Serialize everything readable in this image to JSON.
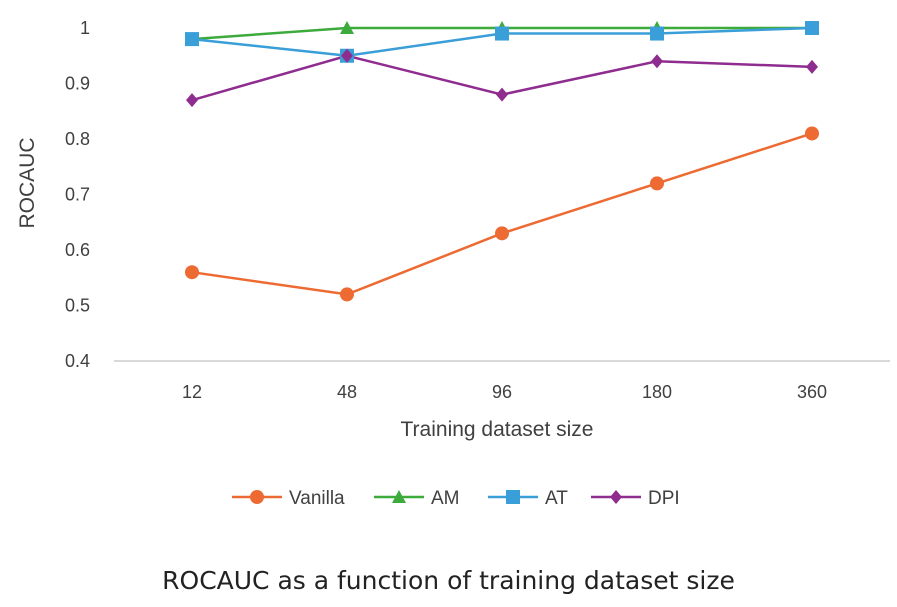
{
  "chart_data": {
    "type": "line",
    "categories": [
      "12",
      "48",
      "96",
      "180",
      "360"
    ],
    "xlabel": "Training dataset size",
    "ylabel": "ROCAUC",
    "ylim": [
      0.4,
      1.0
    ],
    "yticks": [
      0.4,
      0.5,
      0.6,
      0.7,
      0.8,
      0.9,
      1.0
    ],
    "ytick_labels": [
      "0.4",
      "0.5",
      "0.6",
      "0.7",
      "0.8",
      "0.9",
      "1"
    ],
    "grid": false,
    "legend": "bottom",
    "series": [
      {
        "name": "Vanilla",
        "values": [
          0.56,
          0.52,
          0.63,
          0.72,
          0.81
        ],
        "color": "#ED6A32",
        "marker": "circle"
      },
      {
        "name": "AM",
        "values": [
          0.98,
          1.0,
          1.0,
          1.0,
          1.0
        ],
        "color": "#3CAB3C",
        "marker": "triangle"
      },
      {
        "name": "AT",
        "values": [
          0.98,
          0.95,
          0.99,
          0.99,
          1.0
        ],
        "color": "#3A9ED8",
        "marker": "square"
      },
      {
        "name": "DPI",
        "values": [
          0.87,
          0.95,
          0.88,
          0.94,
          0.93
        ],
        "color": "#8E2C8F",
        "marker": "diamond"
      }
    ]
  },
  "caption": "ROCAUC as a function of training dataset size"
}
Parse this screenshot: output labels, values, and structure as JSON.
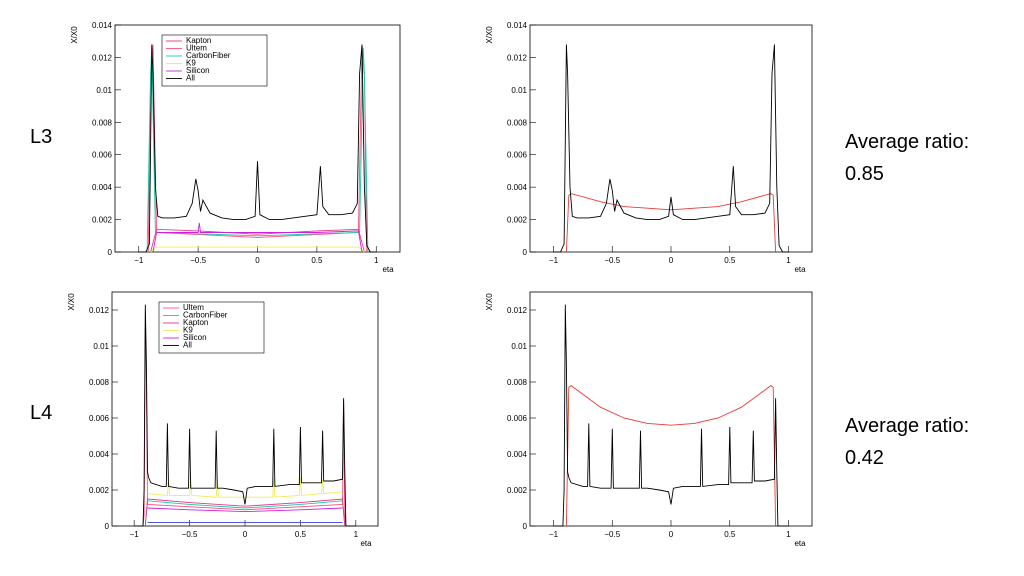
{
  "rows": [
    {
      "label": "L3",
      "ratio_title": "Average ratio:",
      "ratio_value": "0.85"
    },
    {
      "label": "L4",
      "ratio_title": "Average ratio:",
      "ratio_value": "0.42"
    }
  ],
  "colors": {
    "All": "#000000",
    "Kapton": "#e8368f",
    "Ultem": "#ff4f7a",
    "CarbonFiber": "#18c9a8",
    "K9": "#ecec5a",
    "Silicon": "#cc22dd",
    "RedFit": "#e83a3a",
    "Blue": "#3b3bdb"
  },
  "chart_data": [
    {
      "type": "line",
      "panel": "L3-left",
      "xlabel": "eta",
      "ylabel": "X/X0",
      "xlim": [
        -1.2,
        1.2
      ],
      "ylim": [
        0,
        0.014
      ],
      "xticks": [
        -1,
        -0.5,
        0,
        0.5,
        1
      ],
      "xtick_labels": [
        "−1",
        "−0.5",
        "0",
        "0.5",
        "1"
      ],
      "yticks": [
        0,
        0.002,
        0.004,
        0.006,
        0.008,
        0.01,
        0.012,
        0.014
      ],
      "ytick_labels": [
        "0",
        "0.002",
        "0.004",
        "0.006",
        "0.008",
        "0.01",
        "0.012",
        "0.014"
      ],
      "legend": {
        "position": "top-left",
        "entries": [
          "Kapton",
          "Ultem",
          "CarbonFiber",
          "K9",
          "Silicon",
          "All"
        ]
      },
      "series": [
        {
          "name": "All",
          "color_key": "All",
          "x": [
            -1.0,
            -0.94,
            -0.91,
            -0.89,
            -0.88,
            -0.86,
            -0.84,
            -0.8,
            -0.7,
            -0.6,
            -0.55,
            -0.52,
            -0.5,
            -0.48,
            -0.46,
            -0.4,
            -0.3,
            -0.2,
            -0.1,
            -0.02,
            0.0,
            0.02,
            0.1,
            0.2,
            0.3,
            0.4,
            0.5,
            0.53,
            0.55,
            0.6,
            0.7,
            0.8,
            0.84,
            0.86,
            0.88,
            0.9,
            0.92,
            0.95,
            1.0
          ],
          "y": [
            0,
            0,
            0.0005,
            0.0128,
            0.011,
            0.004,
            0.0022,
            0.0021,
            0.0021,
            0.0022,
            0.003,
            0.0045,
            0.0038,
            0.0025,
            0.0032,
            0.0024,
            0.0021,
            0.002,
            0.002,
            0.0022,
            0.0056,
            0.0023,
            0.002,
            0.002,
            0.0021,
            0.0022,
            0.0023,
            0.0053,
            0.0028,
            0.0023,
            0.0023,
            0.0024,
            0.003,
            0.011,
            0.0128,
            0.004,
            0.0004,
            0,
            0
          ]
        },
        {
          "name": "Kapton",
          "color_key": "Kapton",
          "x": [
            -0.9,
            -0.85,
            -0.5,
            0,
            0.5,
            0.85,
            0.9
          ],
          "y": [
            0,
            0.0014,
            0.0013,
            0.0011,
            0.0013,
            0.0014,
            0
          ]
        },
        {
          "name": "Ultem",
          "color_key": "Ultem",
          "x": [
            -0.92,
            -0.9,
            -0.88,
            -0.85,
            0,
            0.85,
            0.88,
            0.9,
            0.92
          ],
          "y": [
            0,
            0.011,
            0.0128,
            0.0012,
            0.0009,
            0.0012,
            0.0128,
            0.011,
            0
          ]
        },
        {
          "name": "CarbonFiber",
          "color_key": "CarbonFiber",
          "x": [
            -0.93,
            -0.9,
            -0.89,
            -0.86,
            0,
            0.86,
            0.89,
            0.9,
            0.93
          ],
          "y": [
            0,
            0.011,
            0.0126,
            0.0012,
            0.001,
            0.0012,
            0.0126,
            0.011,
            0
          ]
        },
        {
          "name": "K9",
          "color_key": "K9",
          "x": [
            -0.9,
            -0.85,
            -0.5,
            0,
            0.5,
            0.85,
            0.9
          ],
          "y": [
            0,
            0.0003,
            0.0003,
            0.0003,
            0.0003,
            0.0003,
            0
          ]
        },
        {
          "name": "Silicon",
          "color_key": "Silicon",
          "x": [
            -0.88,
            -0.85,
            -0.5,
            -0.49,
            -0.48,
            0,
            0.5,
            0.85,
            0.88
          ],
          "y": [
            0,
            0.0012,
            0.0012,
            0.0018,
            0.0012,
            0.0012,
            0.0012,
            0.0013,
            0
          ]
        }
      ]
    },
    {
      "type": "line",
      "panel": "L3-right",
      "xlabel": "eta",
      "ylabel": "X/X0",
      "xlim": [
        -1.2,
        1.2
      ],
      "ylim": [
        0,
        0.014
      ],
      "xticks": [
        -1,
        -0.5,
        0,
        0.5,
        1
      ],
      "xtick_labels": [
        "−1",
        "−0.5",
        "0",
        "0.5",
        "1"
      ],
      "yticks": [
        0,
        0.002,
        0.004,
        0.006,
        0.008,
        0.01,
        0.012,
        0.014
      ],
      "ytick_labels": [
        "0",
        "0.002",
        "0.004",
        "0.006",
        "0.008",
        "0.01",
        "0.012",
        "0.014"
      ],
      "series": [
        {
          "color_key": "All",
          "x": [
            -1.0,
            -0.94,
            -0.91,
            -0.89,
            -0.88,
            -0.86,
            -0.84,
            -0.8,
            -0.7,
            -0.6,
            -0.55,
            -0.52,
            -0.5,
            -0.48,
            -0.46,
            -0.4,
            -0.3,
            -0.2,
            -0.1,
            -0.02,
            0.0,
            0.02,
            0.1,
            0.2,
            0.3,
            0.4,
            0.5,
            0.53,
            0.55,
            0.6,
            0.7,
            0.8,
            0.84,
            0.86,
            0.88,
            0.9,
            0.92,
            0.95,
            1.0
          ],
          "y": [
            0,
            0,
            0.0005,
            0.0128,
            0.011,
            0.004,
            0.0022,
            0.0021,
            0.0021,
            0.0022,
            0.003,
            0.0045,
            0.0038,
            0.0025,
            0.0032,
            0.0024,
            0.0021,
            0.002,
            0.002,
            0.0022,
            0.0034,
            0.0023,
            0.002,
            0.002,
            0.0021,
            0.0022,
            0.0023,
            0.0053,
            0.0028,
            0.0023,
            0.0023,
            0.0024,
            0.003,
            0.011,
            0.0128,
            0.004,
            0.0004,
            0,
            0
          ]
        },
        {
          "color_key": "RedFit",
          "x": [
            -0.89,
            -0.87,
            -0.85,
            -0.6,
            -0.4,
            -0.2,
            0,
            0.2,
            0.4,
            0.6,
            0.85,
            0.87,
            0.89
          ],
          "y": [
            0,
            0.0035,
            0.0036,
            0.0031,
            0.0028,
            0.0027,
            0.0026,
            0.0027,
            0.0028,
            0.0031,
            0.0036,
            0.0035,
            0
          ]
        }
      ]
    },
    {
      "type": "line",
      "panel": "L4-left",
      "xlabel": "eta",
      "ylabel": "X/X0",
      "xlim": [
        -1.2,
        1.2
      ],
      "ylim": [
        0,
        0.013
      ],
      "xticks": [
        -1,
        -0.5,
        0,
        0.5,
        1
      ],
      "xtick_labels": [
        "−1",
        "−0.5",
        "0",
        "0.5",
        "1"
      ],
      "yticks": [
        0,
        0.002,
        0.004,
        0.006,
        0.008,
        0.01,
        0.012
      ],
      "ytick_labels": [
        "0",
        "0.002",
        "0.004",
        "0.006",
        "0.008",
        "0.01",
        "0.012"
      ],
      "legend": {
        "position": "top-left",
        "entries": [
          "Ultem",
          "CarbonFiber",
          "Kapton",
          "K9",
          "Silicon",
          "All"
        ]
      },
      "series": [
        {
          "name": "All",
          "color_key": "All",
          "x": [
            -1.0,
            -0.92,
            -0.91,
            -0.9,
            -0.89,
            -0.88,
            -0.87,
            -0.85,
            -0.75,
            -0.71,
            -0.7,
            -0.69,
            -0.6,
            -0.51,
            -0.5,
            -0.49,
            -0.4,
            -0.27,
            -0.26,
            -0.25,
            -0.2,
            -0.1,
            -0.02,
            0.0,
            0.02,
            0.1,
            0.2,
            0.25,
            0.26,
            0.27,
            0.4,
            0.49,
            0.5,
            0.51,
            0.6,
            0.69,
            0.7,
            0.71,
            0.8,
            0.88,
            0.89,
            0.9,
            0.91,
            1.0
          ],
          "y": [
            0,
            0,
            0.002,
            0.0123,
            0.009,
            0.003,
            0.0027,
            0.0024,
            0.0022,
            0.0022,
            0.0057,
            0.0022,
            0.0021,
            0.0021,
            0.0054,
            0.0021,
            0.0021,
            0.0021,
            0.0053,
            0.0021,
            0.0021,
            0.002,
            0.0019,
            0.0012,
            0.0021,
            0.0022,
            0.0022,
            0.0022,
            0.0054,
            0.0022,
            0.0023,
            0.0023,
            0.0055,
            0.0024,
            0.0024,
            0.0024,
            0.0053,
            0.0025,
            0.0025,
            0.0026,
            0.0071,
            0.003,
            0,
            0
          ]
        },
        {
          "name": "Ultem",
          "color_key": "Ultem",
          "x": [
            -0.92,
            -0.91,
            -0.9,
            -0.89,
            -0.88,
            0,
            0.88,
            0.89,
            0.9,
            0.91
          ],
          "y": [
            0,
            0.0006,
            0.011,
            0.008,
            0.0012,
            0.0009,
            0.0012,
            0.007,
            0.0006,
            0
          ]
        },
        {
          "name": "CarbonFiber",
          "color_key": "CarbonFiber",
          "x": [
            -0.9,
            -0.88,
            -0.5,
            0,
            0.5,
            0.88,
            0.9
          ],
          "y": [
            0,
            0.0014,
            0.0012,
            0.001,
            0.0012,
            0.0014,
            0
          ]
        },
        {
          "name": "Kapton",
          "color_key": "Kapton",
          "x": [
            -0.9,
            -0.88,
            -0.5,
            0,
            0.5,
            0.88,
            0.9
          ],
          "y": [
            0,
            0.0015,
            0.0013,
            0.0011,
            0.0013,
            0.0015,
            0
          ]
        },
        {
          "name": "K9",
          "color_key": "K9",
          "x": [
            -0.88,
            -0.7,
            -0.69,
            -0.68,
            -0.5,
            -0.49,
            -0.48,
            -0.26,
            -0.25,
            -0.24,
            0,
            0.25,
            0.26,
            0.27,
            0.49,
            0.5,
            0.51,
            0.69,
            0.7,
            0.71,
            0.88
          ],
          "y": [
            0.0018,
            0.0017,
            0.0026,
            0.0017,
            0.0017,
            0.0027,
            0.0017,
            0.0016,
            0.0026,
            0.0016,
            0.0016,
            0.0016,
            0.0026,
            0.0016,
            0.0017,
            0.0027,
            0.0017,
            0.0018,
            0.0026,
            0.0018,
            0.0019
          ]
        },
        {
          "name": "Silicon",
          "color_key": "Silicon",
          "x": [
            -0.88,
            -0.5,
            0,
            0.5,
            0.88
          ],
          "y": [
            0.001,
            0.0009,
            0.0008,
            0.0009,
            0.001
          ]
        },
        {
          "color_key": "Blue",
          "x": [
            -0.88,
            0,
            0.88
          ],
          "y": [
            0.0002,
            0.0002,
            0.0002
          ]
        }
      ]
    },
    {
      "type": "line",
      "panel": "L4-right",
      "xlabel": "eta",
      "ylabel": "X/X0",
      "xlim": [
        -1.2,
        1.2
      ],
      "ylim": [
        0,
        0.013
      ],
      "xticks": [
        -1,
        -0.5,
        0,
        0.5,
        1
      ],
      "xtick_labels": [
        "−1",
        "−0.5",
        "0",
        "0.5",
        "1"
      ],
      "yticks": [
        0,
        0.002,
        0.004,
        0.006,
        0.008,
        0.01,
        0.012
      ],
      "ytick_labels": [
        "0",
        "0.002",
        "0.004",
        "0.006",
        "0.008",
        "0.01",
        "0.012"
      ],
      "series": [
        {
          "color_key": "All",
          "x": [
            -1.0,
            -0.92,
            -0.91,
            -0.9,
            -0.89,
            -0.88,
            -0.87,
            -0.85,
            -0.75,
            -0.71,
            -0.7,
            -0.69,
            -0.6,
            -0.51,
            -0.5,
            -0.49,
            -0.4,
            -0.27,
            -0.26,
            -0.25,
            -0.2,
            -0.1,
            -0.02,
            0.0,
            0.02,
            0.1,
            0.2,
            0.25,
            0.26,
            0.27,
            0.4,
            0.49,
            0.5,
            0.51,
            0.6,
            0.69,
            0.7,
            0.71,
            0.8,
            0.88,
            0.89,
            0.9,
            0.91,
            1.0
          ],
          "y": [
            0,
            0,
            0.002,
            0.0123,
            0.009,
            0.003,
            0.0027,
            0.0024,
            0.0022,
            0.0022,
            0.0057,
            0.0022,
            0.0021,
            0.0021,
            0.0054,
            0.0021,
            0.0021,
            0.0021,
            0.0053,
            0.0021,
            0.0021,
            0.002,
            0.0019,
            0.0012,
            0.0021,
            0.0022,
            0.0022,
            0.0022,
            0.0054,
            0.0022,
            0.0023,
            0.0023,
            0.0055,
            0.0024,
            0.0024,
            0.0024,
            0.0053,
            0.0025,
            0.0025,
            0.0026,
            0.0071,
            0.003,
            0,
            0
          ]
        },
        {
          "color_key": "RedFit",
          "x": [
            -0.89,
            -0.87,
            -0.85,
            -0.6,
            -0.4,
            -0.2,
            0,
            0.2,
            0.4,
            0.6,
            0.85,
            0.87,
            0.89
          ],
          "y": [
            0,
            0.0077,
            0.0078,
            0.0066,
            0.006,
            0.0057,
            0.0056,
            0.0057,
            0.006,
            0.0066,
            0.0078,
            0.0077,
            0
          ]
        }
      ]
    }
  ]
}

——

§ **YOUR INSTRUCTIONS**
Find the word "panel" in the material, then list each line that holds it.

§ **SOLUTION**
      "panel": "L3-left",
      "panel": "L3-right",
      "panel": "L4-left",
      "panel": "L4-right",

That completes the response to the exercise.